● **Short exercise**:
Show every line containing "Генерала" by copying it.

● **Exercise inputs**:
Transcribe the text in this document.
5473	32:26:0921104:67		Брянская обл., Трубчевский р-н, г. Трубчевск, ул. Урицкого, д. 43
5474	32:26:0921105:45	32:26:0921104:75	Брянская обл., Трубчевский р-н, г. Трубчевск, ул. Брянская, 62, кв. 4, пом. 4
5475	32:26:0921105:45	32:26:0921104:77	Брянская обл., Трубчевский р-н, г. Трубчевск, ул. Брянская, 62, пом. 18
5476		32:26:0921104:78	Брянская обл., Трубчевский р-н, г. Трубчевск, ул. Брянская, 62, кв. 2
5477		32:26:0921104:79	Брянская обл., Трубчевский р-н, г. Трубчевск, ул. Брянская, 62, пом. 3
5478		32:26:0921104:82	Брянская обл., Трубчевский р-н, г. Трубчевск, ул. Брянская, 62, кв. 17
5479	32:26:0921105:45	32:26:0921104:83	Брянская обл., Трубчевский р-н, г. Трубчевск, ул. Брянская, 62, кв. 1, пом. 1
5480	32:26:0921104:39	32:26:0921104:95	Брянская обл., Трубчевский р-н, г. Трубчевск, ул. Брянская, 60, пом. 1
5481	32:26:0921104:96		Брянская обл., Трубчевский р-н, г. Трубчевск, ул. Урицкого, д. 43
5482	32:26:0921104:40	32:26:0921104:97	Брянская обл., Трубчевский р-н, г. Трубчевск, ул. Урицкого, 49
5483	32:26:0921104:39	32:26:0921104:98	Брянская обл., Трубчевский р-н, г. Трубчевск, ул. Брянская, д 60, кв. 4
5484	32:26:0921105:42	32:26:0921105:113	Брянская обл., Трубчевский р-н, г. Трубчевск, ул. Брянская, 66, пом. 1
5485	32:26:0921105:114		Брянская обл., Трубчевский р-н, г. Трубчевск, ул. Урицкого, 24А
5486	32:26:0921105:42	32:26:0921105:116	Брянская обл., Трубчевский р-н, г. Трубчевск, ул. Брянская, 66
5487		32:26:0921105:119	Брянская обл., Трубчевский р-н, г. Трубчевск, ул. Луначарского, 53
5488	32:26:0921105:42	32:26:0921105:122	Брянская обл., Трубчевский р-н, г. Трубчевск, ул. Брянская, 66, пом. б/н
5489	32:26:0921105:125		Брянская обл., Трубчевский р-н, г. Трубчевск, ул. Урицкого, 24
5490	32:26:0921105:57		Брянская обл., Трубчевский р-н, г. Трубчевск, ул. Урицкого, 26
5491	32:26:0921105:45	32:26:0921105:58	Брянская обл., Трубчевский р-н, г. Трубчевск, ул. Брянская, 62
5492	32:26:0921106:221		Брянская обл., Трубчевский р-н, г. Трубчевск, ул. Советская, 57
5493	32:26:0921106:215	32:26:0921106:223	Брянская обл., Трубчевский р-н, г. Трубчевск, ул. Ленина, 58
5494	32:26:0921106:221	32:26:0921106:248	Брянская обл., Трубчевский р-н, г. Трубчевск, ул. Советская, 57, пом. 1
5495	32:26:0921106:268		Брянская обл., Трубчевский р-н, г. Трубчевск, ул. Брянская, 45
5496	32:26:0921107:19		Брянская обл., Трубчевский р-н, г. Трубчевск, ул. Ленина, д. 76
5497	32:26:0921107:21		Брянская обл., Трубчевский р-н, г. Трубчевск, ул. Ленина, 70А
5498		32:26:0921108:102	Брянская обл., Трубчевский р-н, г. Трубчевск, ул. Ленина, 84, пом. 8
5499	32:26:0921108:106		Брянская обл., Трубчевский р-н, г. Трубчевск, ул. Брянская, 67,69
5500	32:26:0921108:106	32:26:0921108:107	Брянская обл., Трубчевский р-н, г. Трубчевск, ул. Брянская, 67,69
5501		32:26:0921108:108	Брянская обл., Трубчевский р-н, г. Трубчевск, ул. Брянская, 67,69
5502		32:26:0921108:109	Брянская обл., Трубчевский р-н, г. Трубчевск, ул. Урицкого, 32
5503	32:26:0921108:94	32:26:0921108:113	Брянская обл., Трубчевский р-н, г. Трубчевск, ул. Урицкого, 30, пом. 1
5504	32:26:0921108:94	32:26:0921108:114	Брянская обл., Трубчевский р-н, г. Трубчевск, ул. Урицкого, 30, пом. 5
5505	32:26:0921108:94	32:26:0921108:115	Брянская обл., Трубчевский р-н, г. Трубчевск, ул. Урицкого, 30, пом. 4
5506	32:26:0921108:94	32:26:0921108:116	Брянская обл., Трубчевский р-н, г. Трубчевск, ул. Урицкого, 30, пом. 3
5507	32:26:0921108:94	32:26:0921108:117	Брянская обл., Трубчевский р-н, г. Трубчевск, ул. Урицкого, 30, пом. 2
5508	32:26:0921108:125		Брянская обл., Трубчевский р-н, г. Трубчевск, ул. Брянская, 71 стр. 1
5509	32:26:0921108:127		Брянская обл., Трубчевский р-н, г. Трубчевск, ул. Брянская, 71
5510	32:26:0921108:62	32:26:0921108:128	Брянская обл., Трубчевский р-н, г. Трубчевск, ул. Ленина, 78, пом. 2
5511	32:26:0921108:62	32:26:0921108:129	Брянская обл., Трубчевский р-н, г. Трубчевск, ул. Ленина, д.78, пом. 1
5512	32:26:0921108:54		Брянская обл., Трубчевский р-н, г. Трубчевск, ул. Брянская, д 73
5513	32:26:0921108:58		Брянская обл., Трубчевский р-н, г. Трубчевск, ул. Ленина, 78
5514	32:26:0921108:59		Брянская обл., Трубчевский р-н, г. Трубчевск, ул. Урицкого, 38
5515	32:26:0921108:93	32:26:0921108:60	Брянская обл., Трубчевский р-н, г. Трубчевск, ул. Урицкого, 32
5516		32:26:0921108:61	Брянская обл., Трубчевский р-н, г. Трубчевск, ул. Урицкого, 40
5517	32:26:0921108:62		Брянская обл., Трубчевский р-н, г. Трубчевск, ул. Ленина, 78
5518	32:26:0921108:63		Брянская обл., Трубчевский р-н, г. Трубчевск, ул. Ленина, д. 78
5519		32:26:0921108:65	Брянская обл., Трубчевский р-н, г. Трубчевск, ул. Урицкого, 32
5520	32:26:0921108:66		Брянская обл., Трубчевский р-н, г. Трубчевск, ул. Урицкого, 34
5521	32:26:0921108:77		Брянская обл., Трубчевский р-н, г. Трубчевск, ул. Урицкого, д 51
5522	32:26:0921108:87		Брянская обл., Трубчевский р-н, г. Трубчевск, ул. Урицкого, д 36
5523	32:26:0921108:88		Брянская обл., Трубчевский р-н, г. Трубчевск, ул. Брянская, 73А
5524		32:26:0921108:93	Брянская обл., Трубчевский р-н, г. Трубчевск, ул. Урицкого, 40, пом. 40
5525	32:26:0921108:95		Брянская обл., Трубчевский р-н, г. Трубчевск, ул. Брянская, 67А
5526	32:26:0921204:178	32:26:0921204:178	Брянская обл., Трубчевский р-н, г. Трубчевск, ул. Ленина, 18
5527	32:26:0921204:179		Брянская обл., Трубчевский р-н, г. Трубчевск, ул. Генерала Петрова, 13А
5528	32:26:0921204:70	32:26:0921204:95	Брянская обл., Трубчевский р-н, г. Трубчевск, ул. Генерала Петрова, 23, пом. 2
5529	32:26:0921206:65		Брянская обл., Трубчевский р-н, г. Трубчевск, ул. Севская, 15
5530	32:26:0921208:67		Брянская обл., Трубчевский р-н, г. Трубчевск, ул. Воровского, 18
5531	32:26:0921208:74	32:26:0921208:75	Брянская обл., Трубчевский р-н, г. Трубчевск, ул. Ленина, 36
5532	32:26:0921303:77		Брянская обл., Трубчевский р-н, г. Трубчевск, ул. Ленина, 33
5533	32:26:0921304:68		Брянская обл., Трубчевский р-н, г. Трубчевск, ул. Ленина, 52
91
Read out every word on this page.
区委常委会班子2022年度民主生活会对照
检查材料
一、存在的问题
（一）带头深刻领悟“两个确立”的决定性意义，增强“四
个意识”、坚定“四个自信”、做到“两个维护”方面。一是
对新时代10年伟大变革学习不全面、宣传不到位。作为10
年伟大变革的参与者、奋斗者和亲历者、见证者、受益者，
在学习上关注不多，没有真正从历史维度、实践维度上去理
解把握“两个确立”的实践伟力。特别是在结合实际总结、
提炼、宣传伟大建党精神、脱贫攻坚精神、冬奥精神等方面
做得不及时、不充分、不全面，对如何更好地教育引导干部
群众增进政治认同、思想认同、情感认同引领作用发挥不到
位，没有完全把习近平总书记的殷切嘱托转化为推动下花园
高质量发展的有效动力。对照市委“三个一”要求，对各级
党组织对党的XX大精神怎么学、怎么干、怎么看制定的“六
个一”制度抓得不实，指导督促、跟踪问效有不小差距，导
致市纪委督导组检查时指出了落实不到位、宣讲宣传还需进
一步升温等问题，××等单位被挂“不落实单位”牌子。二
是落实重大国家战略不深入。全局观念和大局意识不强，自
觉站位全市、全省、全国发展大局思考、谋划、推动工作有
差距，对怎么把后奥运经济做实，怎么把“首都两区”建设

● **Result of this task**:
5527	32:26:0921204:179		Брянская обл., Трубчевский р-н, г. Трубчевск, ул. Генерала Петрова, 13А
5528	32:26:0921204:70	32:26:0921204:95	Брянская обл., Трубчевский р-н, г. Трубчевск, ул. Генерала Петрова, 23, пом. 2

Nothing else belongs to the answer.